— Start —

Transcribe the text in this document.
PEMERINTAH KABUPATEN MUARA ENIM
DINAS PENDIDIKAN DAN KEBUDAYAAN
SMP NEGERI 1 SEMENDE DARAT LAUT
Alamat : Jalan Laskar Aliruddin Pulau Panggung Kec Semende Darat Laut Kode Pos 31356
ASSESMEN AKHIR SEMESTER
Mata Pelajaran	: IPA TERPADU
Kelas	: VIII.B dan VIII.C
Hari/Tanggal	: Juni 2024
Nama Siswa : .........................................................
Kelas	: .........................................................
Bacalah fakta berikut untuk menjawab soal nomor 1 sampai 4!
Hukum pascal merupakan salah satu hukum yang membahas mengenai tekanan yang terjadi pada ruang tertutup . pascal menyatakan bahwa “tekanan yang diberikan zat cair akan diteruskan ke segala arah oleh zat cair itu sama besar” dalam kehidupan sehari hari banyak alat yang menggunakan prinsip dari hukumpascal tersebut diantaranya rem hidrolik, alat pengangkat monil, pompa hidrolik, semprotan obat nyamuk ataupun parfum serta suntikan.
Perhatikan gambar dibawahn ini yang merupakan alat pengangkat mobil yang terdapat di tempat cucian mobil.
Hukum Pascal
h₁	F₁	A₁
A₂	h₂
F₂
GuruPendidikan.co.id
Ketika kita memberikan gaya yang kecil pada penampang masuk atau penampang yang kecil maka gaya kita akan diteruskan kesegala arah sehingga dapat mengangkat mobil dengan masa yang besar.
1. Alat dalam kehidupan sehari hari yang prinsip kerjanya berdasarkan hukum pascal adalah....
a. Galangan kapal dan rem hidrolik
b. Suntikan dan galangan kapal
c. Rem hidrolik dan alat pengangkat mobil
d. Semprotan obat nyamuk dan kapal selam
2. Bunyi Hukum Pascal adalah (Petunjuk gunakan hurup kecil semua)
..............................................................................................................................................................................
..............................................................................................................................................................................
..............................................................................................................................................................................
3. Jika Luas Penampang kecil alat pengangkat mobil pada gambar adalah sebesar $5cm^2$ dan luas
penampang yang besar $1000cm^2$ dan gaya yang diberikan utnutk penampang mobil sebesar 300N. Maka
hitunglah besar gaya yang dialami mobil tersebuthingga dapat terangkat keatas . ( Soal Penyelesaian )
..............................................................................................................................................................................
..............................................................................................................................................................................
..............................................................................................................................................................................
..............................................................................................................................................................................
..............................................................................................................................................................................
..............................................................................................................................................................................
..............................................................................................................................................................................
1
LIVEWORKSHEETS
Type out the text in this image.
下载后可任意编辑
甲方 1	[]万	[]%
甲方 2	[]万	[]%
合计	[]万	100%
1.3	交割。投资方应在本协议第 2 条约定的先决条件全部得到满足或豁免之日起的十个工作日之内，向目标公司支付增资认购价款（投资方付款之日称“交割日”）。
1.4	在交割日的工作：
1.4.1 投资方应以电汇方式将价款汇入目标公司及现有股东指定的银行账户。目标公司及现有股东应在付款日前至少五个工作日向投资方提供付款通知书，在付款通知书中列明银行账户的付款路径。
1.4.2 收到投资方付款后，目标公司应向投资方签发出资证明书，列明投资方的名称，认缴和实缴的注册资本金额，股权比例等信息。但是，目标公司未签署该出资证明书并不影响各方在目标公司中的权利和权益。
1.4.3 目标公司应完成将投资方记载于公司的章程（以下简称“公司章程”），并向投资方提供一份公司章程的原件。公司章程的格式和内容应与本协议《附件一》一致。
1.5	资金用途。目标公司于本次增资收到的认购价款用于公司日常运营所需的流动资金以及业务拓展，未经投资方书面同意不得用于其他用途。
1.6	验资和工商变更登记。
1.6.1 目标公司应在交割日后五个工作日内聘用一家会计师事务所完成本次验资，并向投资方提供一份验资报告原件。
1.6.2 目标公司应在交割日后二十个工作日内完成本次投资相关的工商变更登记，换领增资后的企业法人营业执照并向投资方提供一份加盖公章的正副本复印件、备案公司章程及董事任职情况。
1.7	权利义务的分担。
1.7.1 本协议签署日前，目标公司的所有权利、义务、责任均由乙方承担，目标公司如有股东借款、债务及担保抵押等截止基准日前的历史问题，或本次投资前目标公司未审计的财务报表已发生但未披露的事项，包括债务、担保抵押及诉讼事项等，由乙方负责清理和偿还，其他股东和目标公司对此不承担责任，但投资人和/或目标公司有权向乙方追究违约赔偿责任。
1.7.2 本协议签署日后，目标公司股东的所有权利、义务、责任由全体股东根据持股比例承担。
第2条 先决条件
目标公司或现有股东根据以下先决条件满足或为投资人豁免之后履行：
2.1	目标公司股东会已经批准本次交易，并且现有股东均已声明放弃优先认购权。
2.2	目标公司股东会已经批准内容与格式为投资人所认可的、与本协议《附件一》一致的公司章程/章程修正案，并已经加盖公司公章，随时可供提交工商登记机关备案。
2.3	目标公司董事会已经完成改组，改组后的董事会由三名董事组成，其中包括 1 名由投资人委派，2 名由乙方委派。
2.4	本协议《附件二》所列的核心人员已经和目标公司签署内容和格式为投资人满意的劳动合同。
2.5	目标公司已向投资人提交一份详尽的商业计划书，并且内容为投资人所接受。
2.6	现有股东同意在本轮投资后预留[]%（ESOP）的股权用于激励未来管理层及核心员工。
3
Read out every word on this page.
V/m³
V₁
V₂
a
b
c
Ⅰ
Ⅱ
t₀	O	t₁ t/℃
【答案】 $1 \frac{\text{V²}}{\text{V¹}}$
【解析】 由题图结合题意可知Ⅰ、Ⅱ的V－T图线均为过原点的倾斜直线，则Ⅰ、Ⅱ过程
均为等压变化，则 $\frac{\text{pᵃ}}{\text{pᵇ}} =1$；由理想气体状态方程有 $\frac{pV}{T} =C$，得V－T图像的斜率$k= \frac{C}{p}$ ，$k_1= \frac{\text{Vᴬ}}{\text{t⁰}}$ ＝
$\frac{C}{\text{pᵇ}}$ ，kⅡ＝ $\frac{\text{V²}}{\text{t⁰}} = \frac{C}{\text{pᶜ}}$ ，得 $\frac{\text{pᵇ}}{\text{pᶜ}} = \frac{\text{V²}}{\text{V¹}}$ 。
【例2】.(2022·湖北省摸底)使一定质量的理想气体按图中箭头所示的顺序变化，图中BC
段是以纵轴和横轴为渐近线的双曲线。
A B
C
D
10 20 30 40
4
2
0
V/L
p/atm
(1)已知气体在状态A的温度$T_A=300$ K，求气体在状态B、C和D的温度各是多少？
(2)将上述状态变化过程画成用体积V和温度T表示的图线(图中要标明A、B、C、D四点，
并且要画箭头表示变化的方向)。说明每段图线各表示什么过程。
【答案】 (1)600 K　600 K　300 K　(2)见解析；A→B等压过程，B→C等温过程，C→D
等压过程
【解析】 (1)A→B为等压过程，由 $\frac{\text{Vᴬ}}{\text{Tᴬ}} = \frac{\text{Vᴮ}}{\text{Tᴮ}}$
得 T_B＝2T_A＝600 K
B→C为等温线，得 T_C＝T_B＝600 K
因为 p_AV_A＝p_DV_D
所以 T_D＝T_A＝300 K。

— End —

## Exercise task:
Output all records verbatim.

## Output of the task:
Transcribe the text in this document.
PEMERINTAH KABUPATEN MUARA ENIM
DINAS PENDIDIKAN DAN KEBUDAYAAN
SMP NEGERI 1 SEMENDE DARAT LAUT
Alamat : Jalan Laskar Aliruddin Pulau Panggung Kec Semende Darat Laut Kode Pos 31356
ASSESMEN AKHIR SEMESTER
Mata Pelajaran	: IPA TERPADU
Kelas	: VIII.B dan VIII.C
Hari/Tanggal	: Juni 2024
Nama Siswa : .........................................................
Kelas	: .........................................................
Bacalah fakta berikut untuk menjawab soal nomor 1 sampai 4!
Hukum pascal merupakan salah satu hukum yang membahas mengenai tekanan yang terjadi pada ruang tertutup . pascal menyatakan bahwa “tekanan yang diberikan zat cair akan diteruskan ke segala arah oleh zat cair itu sama besar” dalam kehidupan sehari hari banyak alat yang menggunakan prinsip dari hukumpascal tersebut diantaranya rem hidrolik, alat pengangkat monil, pompa hidrolik, semprotan obat nyamuk ataupun parfum serta suntikan.
Perhatikan gambar dibawahn ini yang merupakan alat pengangkat mobil yang terdapat di tempat cucian mobil.
Hukum Pascal
h₁	F₁	A₁
A₂	h₂
F₂
GuruPendidikan.co.id
Ketika kita memberikan gaya yang kecil pada penampang masuk atau penampang yang kecil maka gaya kita akan diteruskan kesegala arah sehingga dapat mengangkat mobil dengan masa yang besar.
1. Alat dalam kehidupan sehari hari yang prinsip kerjanya berdasarkan hukum pascal adalah....
a. Galangan kapal dan rem hidrolik
b. Suntikan dan galangan kapal
c. Rem hidrolik dan alat pengangkat mobil
d. Semprotan obat nyamuk dan kapal selam
2. Bunyi Hukum Pascal adalah (Petunjuk gunakan hurup kecil semua)
..............................................................................................................................................................................
..............................................................................................................................................................................
..............................................................................................................................................................................
3. Jika Luas Penampang kecil alat pengangkat mobil pada gambar adalah sebesar $5cm^2$ dan luas
penampang yang besar $1000cm^2$ dan gaya yang diberikan utnutk penampang mobil sebesar 300N. Maka
hitunglah besar gaya yang dialami mobil tersebuthingga dapat terangkat keatas . ( Soal Penyelesaian )
..............................................................................................................................................................................
..............................................................................................................................................................................
..............................................................................................................................................................................
..............................................................................................................................................................................
..............................................................................................................................................................................
..............................................................................................................................................................................
..............................................................................................................................................................................
1
LIVEWORKSHEETS
Type out the text in this image.
下载后可任意编辑
甲方 1	[]万	[]%
甲方 2	[]万	[]%
合计	[]万	100%
1.3	交割。投资方应在本协议第 2 条约定的先决条件全部得到满足或豁免之日起的十个工作日之内，向目标公司支付增资认购价款（投资方付款之日称“交割日”）。
1.4	在交割日的工作：
1.4.1 投资方应以电汇方式将价款汇入目标公司及现有股东指定的银行账户。目标公司及现有股东应在付款日前至少五个工作日向投资方提供付款通知书，在付款通知书中列明银行账户的付款路径。
1.4.2 收到投资方付款后，目标公司应向投资方签发出资证明书，列明投资方的名称，认缴和实缴的注册资本金额，股权比例等信息。但是，目标公司未签署该出资证明书并不影响各方在目标公司中的权利和权益。
1.4.3 目标公司应完成将投资方记载于公司的章程（以下简称“公司章程”），并向投资方提供一份公司章程的原件。公司章程的格式和内容应与本协议《附件一》一致。
1.5	资金用途。目标公司于本次增资收到的认购价款用于公司日常运营所需的流动资金以及业务拓展，未经投资方书面同意不得用于其他用途。
1.6	验资和工商变更登记。
1.6.1 目标公司应在交割日后五个工作日内聘用一家会计师事务所完成本次验资，并向投资方提供一份验资报告原件。
1.6.2 目标公司应在交割日后二十个工作日内完成本次投资相关的工商变更登记，换领增资后的企业法人营业执照并向投资方提供一份加盖公章的正副本复印件、备案公司章程及董事任职情况。
1.7	权利义务的分担。
1.7.1 本协议签署日前，目标公司的所有权利、义务、责任均由乙方承担，目标公司如有股东借款、债务及担保抵押等截止基准日前的历史问题，或本次投资前目标公司未审计的财务报表已发生但未披露的事项，包括债务、担保抵押及诉讼事项等，由乙方负责清理和偿还，其他股东和目标公司对此不承担责任，但投资人和/或目标公司有权向乙方追究违约赔偿责任。
1.7.2 本协议签署日后，目标公司股东的所有权利、义务、责任由全体股东根据持股比例承担。
第2条 先决条件
目标公司或现有股东根据以下先决条件满足或为投资人豁免之后履行：
2.1	目标公司股东会已经批准本次交易，并且现有股东均已声明放弃优先认购权。
2.2	目标公司股东会已经批准内容与格式为投资人所认可的、与本协议《附件一》一致的公司章程/章程修正案，并已经加盖公司公章，随时可供提交工商登记机关备案。
2.3	目标公司董事会已经完成改组，改组后的董事会由三名董事组成，其中包括 1 名由投资人委派，2 名由乙方委派。
2.4	本协议《附件二》所列的核心人员已经和目标公司签署内容和格式为投资人满意的劳动合同。
2.5	目标公司已向投资人提交一份详尽的商业计划书，并且内容为投资人所接受。
2.6	现有股东同意在本轮投资后预留[]%（ESOP）的股权用于激励未来管理层及核心员工。
3
Read out every word on this page.
V/m³
V₁
V₂
a
b
c
Ⅰ
Ⅱ
t₀	O	t₁ t/℃
【答案】 $1 \frac{\text{V²}}{\text{V¹}}$
【解析】 由题图结合题意可知Ⅰ、Ⅱ的V－T图线均为过原点的倾斜直线，则Ⅰ、Ⅱ过程
均为等压变化，则 $\frac{\text{pᵃ}}{\text{pᵇ}} =1$；由理想气体状态方程有 $\frac{pV}{T} =C$，得V－T图像的斜率$k= \frac{C}{p}$ ，$k_1= \frac{\text{Vᴬ}}{\text{t⁰}}$ ＝
$\frac{C}{\text{pᵇ}}$ ，kⅡ＝ $\frac{\text{V²}}{\text{t⁰}} = \frac{C}{\text{pᶜ}}$ ，得 $\frac{\text{pᵇ}}{\text{pᶜ}} = \frac{\text{V²}}{\text{V¹}}$ 。
【例2】.(2022·湖北省摸底)使一定质量的理想气体按图中箭头所示的顺序变化，图中BC
段是以纵轴和横轴为渐近线的双曲线。
A B
C
D
10 20 30 40
4
2
0
V/L
p/atm
(1)已知气体在状态A的温度$T_A=300$ K，求气体在状态B、C和D的温度各是多少？
(2)将上述状态变化过程画成用体积V和温度T表示的图线(图中要标明A、B、C、D四点，
并且要画箭头表示变化的方向)。说明每段图线各表示什么过程。
【答案】 (1)600 K　600 K　300 K　(2)见解析；A→B等压过程，B→C等温过程，C→D
等压过程
【解析】 (1)A→B为等压过程，由 $\frac{\text{Vᴬ}}{\text{Tᴬ}} = \frac{\text{Vᴮ}}{\text{Tᴮ}}$
得 T_B＝2T_A＝600 K
B→C为等温线，得 T_C＝T_B＝600 K
因为 p_AV_A＝p_DV_D
所以 T_D＝T_A＝300 K。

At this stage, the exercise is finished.